→ Source data
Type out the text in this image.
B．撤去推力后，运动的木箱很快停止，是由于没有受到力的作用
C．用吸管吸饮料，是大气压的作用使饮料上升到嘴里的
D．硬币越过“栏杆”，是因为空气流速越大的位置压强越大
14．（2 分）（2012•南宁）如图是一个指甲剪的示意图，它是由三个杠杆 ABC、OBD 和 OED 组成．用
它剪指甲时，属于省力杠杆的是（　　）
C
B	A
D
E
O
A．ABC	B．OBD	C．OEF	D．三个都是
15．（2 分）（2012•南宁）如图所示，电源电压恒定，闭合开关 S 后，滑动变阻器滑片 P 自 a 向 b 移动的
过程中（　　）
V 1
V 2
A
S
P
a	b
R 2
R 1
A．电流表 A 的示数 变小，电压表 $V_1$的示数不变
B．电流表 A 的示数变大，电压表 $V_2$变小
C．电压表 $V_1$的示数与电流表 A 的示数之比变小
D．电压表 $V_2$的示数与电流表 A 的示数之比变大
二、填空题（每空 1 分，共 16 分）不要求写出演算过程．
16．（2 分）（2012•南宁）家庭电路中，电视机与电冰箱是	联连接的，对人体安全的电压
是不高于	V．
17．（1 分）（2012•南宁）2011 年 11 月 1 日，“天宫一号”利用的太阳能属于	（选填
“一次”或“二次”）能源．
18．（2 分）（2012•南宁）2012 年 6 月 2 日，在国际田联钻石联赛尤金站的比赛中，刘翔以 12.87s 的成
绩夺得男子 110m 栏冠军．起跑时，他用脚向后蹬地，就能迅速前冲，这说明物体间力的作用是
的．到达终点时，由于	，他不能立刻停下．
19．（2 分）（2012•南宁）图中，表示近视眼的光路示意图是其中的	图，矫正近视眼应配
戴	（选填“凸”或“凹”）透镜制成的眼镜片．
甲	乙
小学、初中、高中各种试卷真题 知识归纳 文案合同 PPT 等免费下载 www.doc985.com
==
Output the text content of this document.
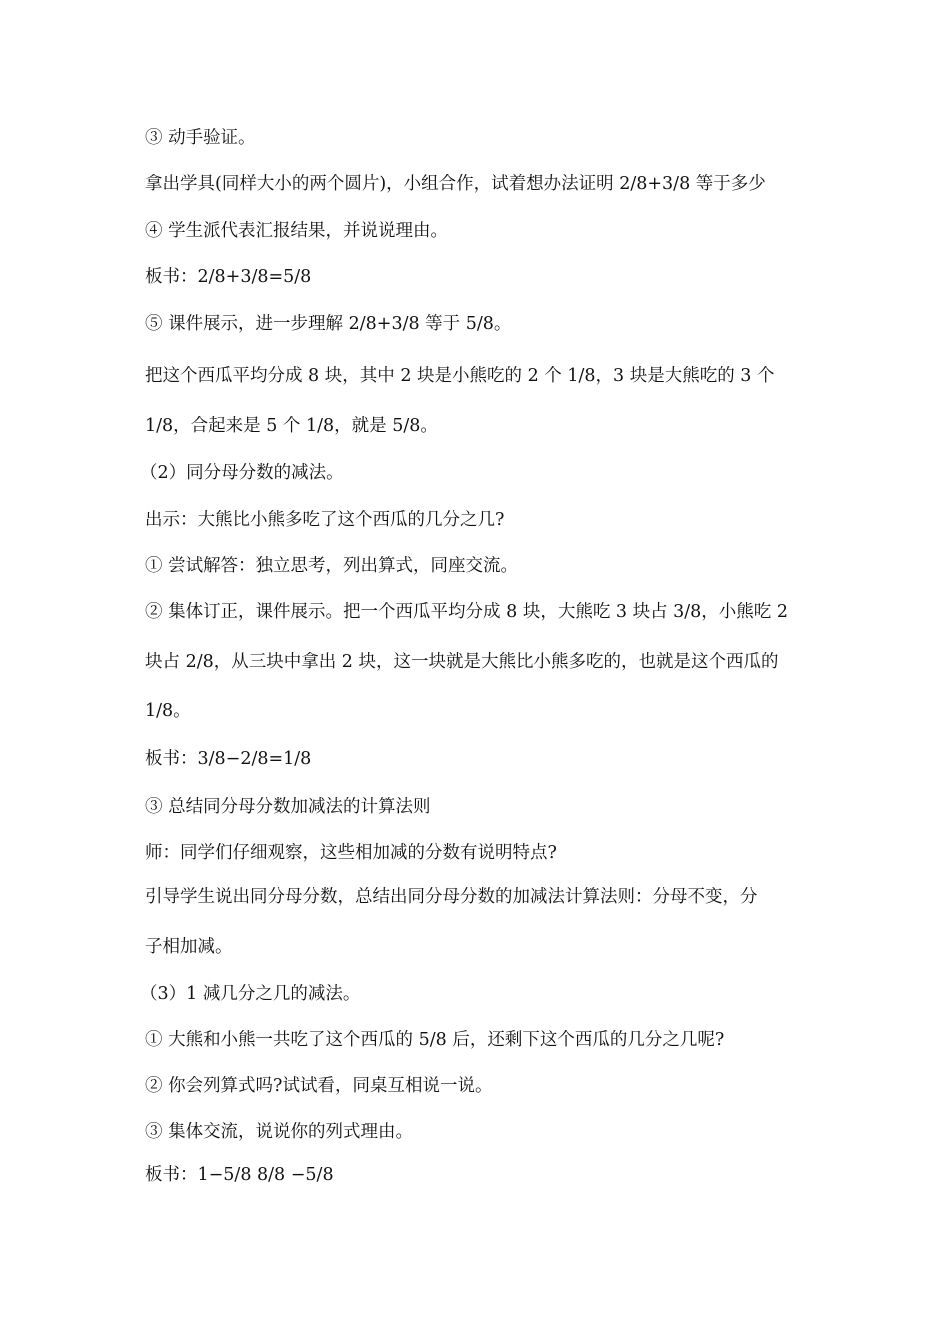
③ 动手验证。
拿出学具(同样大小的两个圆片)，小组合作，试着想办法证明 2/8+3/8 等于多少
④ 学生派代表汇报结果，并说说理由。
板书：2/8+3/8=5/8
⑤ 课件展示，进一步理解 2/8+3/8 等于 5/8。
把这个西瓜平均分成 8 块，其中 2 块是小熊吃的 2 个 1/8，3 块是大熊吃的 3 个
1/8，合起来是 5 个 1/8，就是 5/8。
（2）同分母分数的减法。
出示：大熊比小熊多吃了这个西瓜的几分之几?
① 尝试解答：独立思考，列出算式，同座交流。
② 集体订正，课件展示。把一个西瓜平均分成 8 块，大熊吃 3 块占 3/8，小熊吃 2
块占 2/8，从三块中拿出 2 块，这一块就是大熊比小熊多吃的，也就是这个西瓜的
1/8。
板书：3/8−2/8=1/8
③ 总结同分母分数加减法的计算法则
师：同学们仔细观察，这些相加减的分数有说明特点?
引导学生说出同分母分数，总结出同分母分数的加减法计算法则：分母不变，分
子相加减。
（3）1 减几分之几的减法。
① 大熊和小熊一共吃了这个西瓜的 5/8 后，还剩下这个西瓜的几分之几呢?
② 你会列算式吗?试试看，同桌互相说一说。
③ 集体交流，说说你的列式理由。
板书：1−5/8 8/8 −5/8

→ Task description
Identify and list each line with the word "this".

→ The result
Type out the text in this image.
Output the text content of this document.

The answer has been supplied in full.